*WHAT YOU ARE ASKED TO DO*.
Exactly reproduce each entry, leaving out nothing.

*DATA*.
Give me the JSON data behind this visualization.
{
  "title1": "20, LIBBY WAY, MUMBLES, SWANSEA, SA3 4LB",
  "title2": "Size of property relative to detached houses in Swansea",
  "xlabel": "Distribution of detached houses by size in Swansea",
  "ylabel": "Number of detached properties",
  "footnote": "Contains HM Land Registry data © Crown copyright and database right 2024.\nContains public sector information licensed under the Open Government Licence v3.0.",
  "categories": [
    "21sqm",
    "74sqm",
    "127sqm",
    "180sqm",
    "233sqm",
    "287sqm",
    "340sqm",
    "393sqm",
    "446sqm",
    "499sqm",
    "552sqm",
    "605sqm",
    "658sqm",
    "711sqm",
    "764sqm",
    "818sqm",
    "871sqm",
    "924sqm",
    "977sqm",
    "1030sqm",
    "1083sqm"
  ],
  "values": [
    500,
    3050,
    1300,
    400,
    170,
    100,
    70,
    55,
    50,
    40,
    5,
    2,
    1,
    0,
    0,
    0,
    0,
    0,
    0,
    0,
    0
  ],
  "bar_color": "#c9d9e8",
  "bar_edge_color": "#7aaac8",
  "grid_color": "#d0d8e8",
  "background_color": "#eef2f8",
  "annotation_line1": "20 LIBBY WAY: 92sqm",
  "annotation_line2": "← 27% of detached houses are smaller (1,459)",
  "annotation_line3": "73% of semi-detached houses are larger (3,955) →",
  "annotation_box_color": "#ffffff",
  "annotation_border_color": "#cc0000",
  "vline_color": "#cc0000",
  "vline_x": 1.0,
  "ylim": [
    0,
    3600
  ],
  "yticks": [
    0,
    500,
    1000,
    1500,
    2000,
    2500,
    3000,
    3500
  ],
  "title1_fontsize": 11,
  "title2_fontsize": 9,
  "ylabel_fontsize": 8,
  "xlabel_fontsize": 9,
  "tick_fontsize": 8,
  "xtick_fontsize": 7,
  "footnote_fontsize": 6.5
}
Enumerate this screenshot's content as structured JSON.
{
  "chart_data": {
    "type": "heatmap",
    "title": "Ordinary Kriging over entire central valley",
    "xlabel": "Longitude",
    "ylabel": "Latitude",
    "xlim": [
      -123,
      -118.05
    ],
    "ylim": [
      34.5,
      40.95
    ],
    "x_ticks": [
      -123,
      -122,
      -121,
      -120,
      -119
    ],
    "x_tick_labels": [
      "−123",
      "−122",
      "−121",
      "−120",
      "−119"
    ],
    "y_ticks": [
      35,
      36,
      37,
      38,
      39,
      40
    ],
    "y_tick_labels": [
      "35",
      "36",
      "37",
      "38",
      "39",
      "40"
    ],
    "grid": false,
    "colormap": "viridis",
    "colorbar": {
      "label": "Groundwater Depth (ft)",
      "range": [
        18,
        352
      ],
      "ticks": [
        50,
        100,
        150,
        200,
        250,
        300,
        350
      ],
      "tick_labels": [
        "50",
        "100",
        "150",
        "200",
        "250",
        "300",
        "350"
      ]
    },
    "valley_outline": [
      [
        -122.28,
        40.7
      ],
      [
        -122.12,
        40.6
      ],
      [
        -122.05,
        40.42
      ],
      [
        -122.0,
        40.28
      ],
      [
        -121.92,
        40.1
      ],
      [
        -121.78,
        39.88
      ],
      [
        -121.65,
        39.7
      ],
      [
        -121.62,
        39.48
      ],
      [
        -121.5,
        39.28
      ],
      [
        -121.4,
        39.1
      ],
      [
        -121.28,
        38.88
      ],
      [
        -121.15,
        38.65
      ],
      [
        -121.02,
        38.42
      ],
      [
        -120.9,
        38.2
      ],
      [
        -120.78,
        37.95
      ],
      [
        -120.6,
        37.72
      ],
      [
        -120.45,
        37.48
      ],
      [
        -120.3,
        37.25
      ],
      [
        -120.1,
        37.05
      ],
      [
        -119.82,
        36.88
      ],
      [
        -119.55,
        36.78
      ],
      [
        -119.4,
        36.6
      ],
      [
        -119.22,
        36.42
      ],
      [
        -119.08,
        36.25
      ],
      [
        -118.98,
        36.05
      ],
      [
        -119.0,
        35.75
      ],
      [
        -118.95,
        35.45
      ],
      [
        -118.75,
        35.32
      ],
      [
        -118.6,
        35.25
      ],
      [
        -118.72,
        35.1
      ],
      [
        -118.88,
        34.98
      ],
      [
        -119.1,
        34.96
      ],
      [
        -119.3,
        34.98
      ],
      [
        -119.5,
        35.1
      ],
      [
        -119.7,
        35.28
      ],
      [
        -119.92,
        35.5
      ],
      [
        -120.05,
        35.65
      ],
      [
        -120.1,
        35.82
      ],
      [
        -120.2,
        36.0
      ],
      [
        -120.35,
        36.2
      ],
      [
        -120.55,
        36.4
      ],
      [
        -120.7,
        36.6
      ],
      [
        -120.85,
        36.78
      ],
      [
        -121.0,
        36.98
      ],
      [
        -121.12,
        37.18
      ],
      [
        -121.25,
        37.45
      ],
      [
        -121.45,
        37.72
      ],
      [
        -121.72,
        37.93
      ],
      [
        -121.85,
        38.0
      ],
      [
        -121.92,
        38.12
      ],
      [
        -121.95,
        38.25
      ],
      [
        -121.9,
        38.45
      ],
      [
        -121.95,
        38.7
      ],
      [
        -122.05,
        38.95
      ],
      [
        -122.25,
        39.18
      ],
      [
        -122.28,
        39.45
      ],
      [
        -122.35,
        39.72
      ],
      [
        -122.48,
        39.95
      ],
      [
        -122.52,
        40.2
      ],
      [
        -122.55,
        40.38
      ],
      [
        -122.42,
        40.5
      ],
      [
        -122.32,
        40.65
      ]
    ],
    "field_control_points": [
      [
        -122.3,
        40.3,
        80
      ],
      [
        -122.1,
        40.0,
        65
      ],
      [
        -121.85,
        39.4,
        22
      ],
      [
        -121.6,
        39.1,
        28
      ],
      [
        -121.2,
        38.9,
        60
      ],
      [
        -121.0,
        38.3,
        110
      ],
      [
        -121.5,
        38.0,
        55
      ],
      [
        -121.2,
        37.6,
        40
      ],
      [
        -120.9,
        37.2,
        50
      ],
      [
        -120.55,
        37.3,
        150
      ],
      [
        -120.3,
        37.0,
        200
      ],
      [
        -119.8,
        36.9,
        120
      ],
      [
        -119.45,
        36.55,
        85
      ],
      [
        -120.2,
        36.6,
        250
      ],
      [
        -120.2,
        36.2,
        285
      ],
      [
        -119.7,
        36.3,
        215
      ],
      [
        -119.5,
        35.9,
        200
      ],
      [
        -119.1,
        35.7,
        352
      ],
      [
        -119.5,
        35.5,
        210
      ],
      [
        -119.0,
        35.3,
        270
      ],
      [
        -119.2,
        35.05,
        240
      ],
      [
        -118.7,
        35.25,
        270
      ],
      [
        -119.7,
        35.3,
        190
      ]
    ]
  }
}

*RESPONSE TO THIS TASK*.
Give me the JSON data behind this visualization.
{
  "title1": "20, LIBBY WAY, MUMBLES, SWANSEA, SA3 4LB",
  "title2": "Size of property relative to detached houses in Swansea",
  "xlabel": "Distribution of detached houses by size in Swansea",
  "ylabel": "Number of detached properties",
  "footnote": "Contains HM Land Registry data © Crown copyright and database right 2024.\nContains public sector information licensed under the Open Government Licence v3.0.",
  "categories": [
    "21sqm",
    "74sqm",
    "127sqm",
    "180sqm",
    "233sqm",
    "287sqm",
    "340sqm",
    "393sqm",
    "446sqm",
    "499sqm",
    "552sqm",
    "605sqm",
    "658sqm",
    "711sqm",
    "764sqm",
    "818sqm",
    "871sqm",
    "924sqm",
    "977sqm",
    "1030sqm",
    "1083sqm"
  ],
  "values": [
    500,
    3050,
    1300,
    400,
    170,
    100,
    70,
    55,
    50,
    40,
    5,
    2,
    1,
    0,
    0,
    0,
    0,
    0,
    0,
    0,
    0
  ],
  "bar_color": "#c9d9e8",
  "bar_edge_color": "#7aaac8",
  "grid_color": "#d0d8e8",
  "background_color": "#eef2f8",
  "annotation_line1": "20 LIBBY WAY: 92sqm",
  "annotation_line2": "← 27% of detached houses are smaller (1,459)",
  "annotation_line3": "73% of semi-detached houses are larger (3,955) →",
  "annotation_box_color": "#ffffff",
  "annotation_border_color": "#cc0000",
  "vline_color": "#cc0000",
  "vline_x": 1.0,
  "ylim": [
    0,
    3600
  ],
  "yticks": [
    0,
    500,
    1000,
    1500,
    2000,
    2500,
    3000,
    3500
  ],
  "title1_fontsize": 11,
  "title2_fontsize": 9,
  "ylabel_fontsize": 8,
  "xlabel_fontsize": 9,
  "tick_fontsize": 8,
  "xtick_fontsize": 7,
  "footnote_fontsize": 6.5
}
Enumerate this screenshot's content as structured JSON.
{
  "chart_data": {
    "type": "heatmap",
    "title": "Ordinary Kriging over entire central valley",
    "xlabel": "Longitude",
    "ylabel": "Latitude",
    "xlim": [
      -123,
      -118.05
    ],
    "ylim": [
      34.5,
      40.95
    ],
    "x_ticks": [
      -123,
      -122,
      -121,
      -120,
      -119
    ],
    "x_tick_labels": [
      "−123",
      "−122",
      "−121",
      "−120",
      "−119"
    ],
    "y_ticks": [
      35,
      36,
      37,
      38,
      39,
      40
    ],
    "y_tick_labels": [
      "35",
      "36",
      "37",
      "38",
      "39",
      "40"
    ],
    "grid": false,
    "colormap": "viridis",
    "colorbar": {
      "label": "Groundwater Depth (ft)",
      "range": [
        18,
        352
      ],
      "ticks": [
        50,
        100,
        150,
        200,
        250,
        300,
        350
      ],
      "tick_labels": [
        "50",
        "100",
        "150",
        "200",
        "250",
        "300",
        "350"
      ]
    },
    "valley_outline": [
      [
        -122.28,
        40.7
      ],
      [
        -122.12,
        40.6
      ],
      [
        -122.05,
        40.42
      ],
      [
        -122.0,
        40.28
      ],
      [
        -121.92,
        40.1
      ],
      [
        -121.78,
        39.88
      ],
      [
        -121.65,
        39.7
      ],
      [
        -121.62,
        39.48
      ],
      [
        -121.5,
        39.28
      ],
      [
        -121.4,
        39.1
      ],
      [
        -121.28,
        38.88
      ],
      [
        -121.15,
        38.65
      ],
      [
        -121.02,
        38.42
      ],
      [
        -120.9,
        38.2
      ],
      [
        -120.78,
        37.95
      ],
      [
        -120.6,
        37.72
      ],
      [
        -120.45,
        37.48
      ],
      [
        -120.3,
        37.25
      ],
      [
        -120.1,
        37.05
      ],
      [
        -119.82,
        36.88
      ],
      [
        -119.55,
        36.78
      ],
      [
        -119.4,
        36.6
      ],
      [
        -119.22,
        36.42
      ],
      [
        -119.08,
        36.25
      ],
      [
        -118.98,
        36.05
      ],
      [
        -119.0,
        35.75
      ],
      [
        -118.95,
        35.45
      ],
      [
        -118.75,
        35.32
      ],
      [
        -118.6,
        35.25
      ],
      [
        -118.72,
        35.1
      ],
      [
        -118.88,
        34.98
      ],
      [
        -119.1,
        34.96
      ],
      [
        -119.3,
        34.98
      ],
      [
        -119.5,
        35.1
      ],
      [
        -119.7,
        35.28
      ],
      [
        -119.92,
        35.5
      ],
      [
        -120.05,
        35.65
      ],
      [
        -120.1,
        35.82
      ],
      [
        -120.2,
        36.0
      ],
      [
        -120.35,
        36.2
      ],
      [
        -120.55,
        36.4
      ],
      [
        -120.7,
        36.6
      ],
      [
        -120.85,
        36.78
      ],
      [
        -121.0,
        36.98
      ],
      [
        -121.12,
        37.18
      ],
      [
        -121.25,
        37.45
      ],
      [
        -121.45,
        37.72
      ],
      [
        -121.72,
        37.93
      ],
      [
        -121.85,
        38.0
      ],
      [
        -121.92,
        38.12
      ],
      [
        -121.95,
        38.25
      ],
      [
        -121.9,
        38.45
      ],
      [
        -121.95,
        38.7
      ],
      [
        -122.05,
        38.95
      ],
      [
        -122.25,
        39.18
      ],
      [
        -122.28,
        39.45
      ],
      [
        -122.35,
        39.72
      ],
      [
        -122.48,
        39.95
      ],
      [
        -122.52,
        40.2
      ],
      [
        -122.55,
        40.38
      ],
      [
        -122.42,
        40.5
      ],
      [
        -122.32,
        40.65
      ]
    ],
    "field_control_points": [
      [
        -122.3,
        40.3,
        80
      ],
      [
        -122.1,
        40.0,
        65
      ],
      [
        -121.85,
        39.4,
        22
      ],
      [
        -121.6,
        39.1,
        28
      ],
      [
        -121.2,
        38.9,
        60
      ],
      [
        -121.0,
        38.3,
        110
      ],
      [
        -121.5,
        38.0,
        55
      ],
      [
        -121.2,
        37.6,
        40
      ],
      [
        -120.9,
        37.2,
        50
      ],
      [
        -120.55,
        37.3,
        150
      ],
      [
        -120.3,
        37.0,
        200
      ],
      [
        -119.8,
        36.9,
        120
      ],
      [
        -119.45,
        36.55,
        85
      ],
      [
        -120.2,
        36.6,
        250
      ],
      [
        -120.2,
        36.2,
        285
      ],
      [
        -119.7,
        36.3,
        215
      ],
      [
        -119.5,
        35.9,
        200
      ],
      [
        -119.1,
        35.7,
        352
      ],
      [
        -119.5,
        35.5,
        210
      ],
      [
        -119.0,
        35.3,
        270
      ],
      [
        -119.2,
        35.05,
        240
      ],
      [
        -118.7,
        35.25,
        270
      ],
      [
        -119.7,
        35.3,
        190
      ]
    ]
  }
}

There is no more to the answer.